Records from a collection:
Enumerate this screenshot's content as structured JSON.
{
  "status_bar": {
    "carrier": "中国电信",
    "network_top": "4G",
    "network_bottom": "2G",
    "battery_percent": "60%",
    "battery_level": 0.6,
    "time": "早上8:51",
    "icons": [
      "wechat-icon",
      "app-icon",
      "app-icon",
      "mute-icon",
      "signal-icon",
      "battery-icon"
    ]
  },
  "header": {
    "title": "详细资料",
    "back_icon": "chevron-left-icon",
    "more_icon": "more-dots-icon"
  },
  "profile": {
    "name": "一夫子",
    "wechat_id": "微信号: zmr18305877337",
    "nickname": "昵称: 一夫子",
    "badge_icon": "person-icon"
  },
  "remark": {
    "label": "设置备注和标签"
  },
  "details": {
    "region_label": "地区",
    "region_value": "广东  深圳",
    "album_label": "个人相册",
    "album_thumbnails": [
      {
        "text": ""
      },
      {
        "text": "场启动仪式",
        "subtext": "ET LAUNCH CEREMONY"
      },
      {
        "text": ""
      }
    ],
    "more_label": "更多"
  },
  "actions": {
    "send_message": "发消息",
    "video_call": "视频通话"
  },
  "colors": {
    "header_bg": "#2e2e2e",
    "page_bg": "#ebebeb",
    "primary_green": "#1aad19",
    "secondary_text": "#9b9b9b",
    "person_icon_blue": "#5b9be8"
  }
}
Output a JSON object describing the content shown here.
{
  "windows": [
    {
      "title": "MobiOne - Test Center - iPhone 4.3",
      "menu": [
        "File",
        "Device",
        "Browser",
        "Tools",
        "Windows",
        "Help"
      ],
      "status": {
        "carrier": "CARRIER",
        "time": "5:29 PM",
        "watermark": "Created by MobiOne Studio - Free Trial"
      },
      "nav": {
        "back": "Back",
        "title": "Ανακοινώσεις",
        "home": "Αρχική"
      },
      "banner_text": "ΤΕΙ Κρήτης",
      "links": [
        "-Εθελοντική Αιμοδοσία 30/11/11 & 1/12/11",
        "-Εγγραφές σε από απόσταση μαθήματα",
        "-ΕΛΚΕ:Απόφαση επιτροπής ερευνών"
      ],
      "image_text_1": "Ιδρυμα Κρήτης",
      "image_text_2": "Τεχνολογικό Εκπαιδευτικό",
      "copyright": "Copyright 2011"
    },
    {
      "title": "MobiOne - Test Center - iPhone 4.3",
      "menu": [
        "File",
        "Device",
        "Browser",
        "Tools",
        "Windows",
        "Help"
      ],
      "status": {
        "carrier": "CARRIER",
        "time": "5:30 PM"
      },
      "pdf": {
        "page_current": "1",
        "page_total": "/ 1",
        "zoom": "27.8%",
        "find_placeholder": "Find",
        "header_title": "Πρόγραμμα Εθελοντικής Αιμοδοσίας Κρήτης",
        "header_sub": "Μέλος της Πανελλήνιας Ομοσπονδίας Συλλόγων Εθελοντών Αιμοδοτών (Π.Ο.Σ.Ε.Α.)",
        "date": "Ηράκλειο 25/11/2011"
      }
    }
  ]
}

→ To do
Which lines above contain "content"? Show each of them.

→ Solved exercise
Enumerate this screenshot's content as structured JSON.
Output a JSON object describing the content shown here.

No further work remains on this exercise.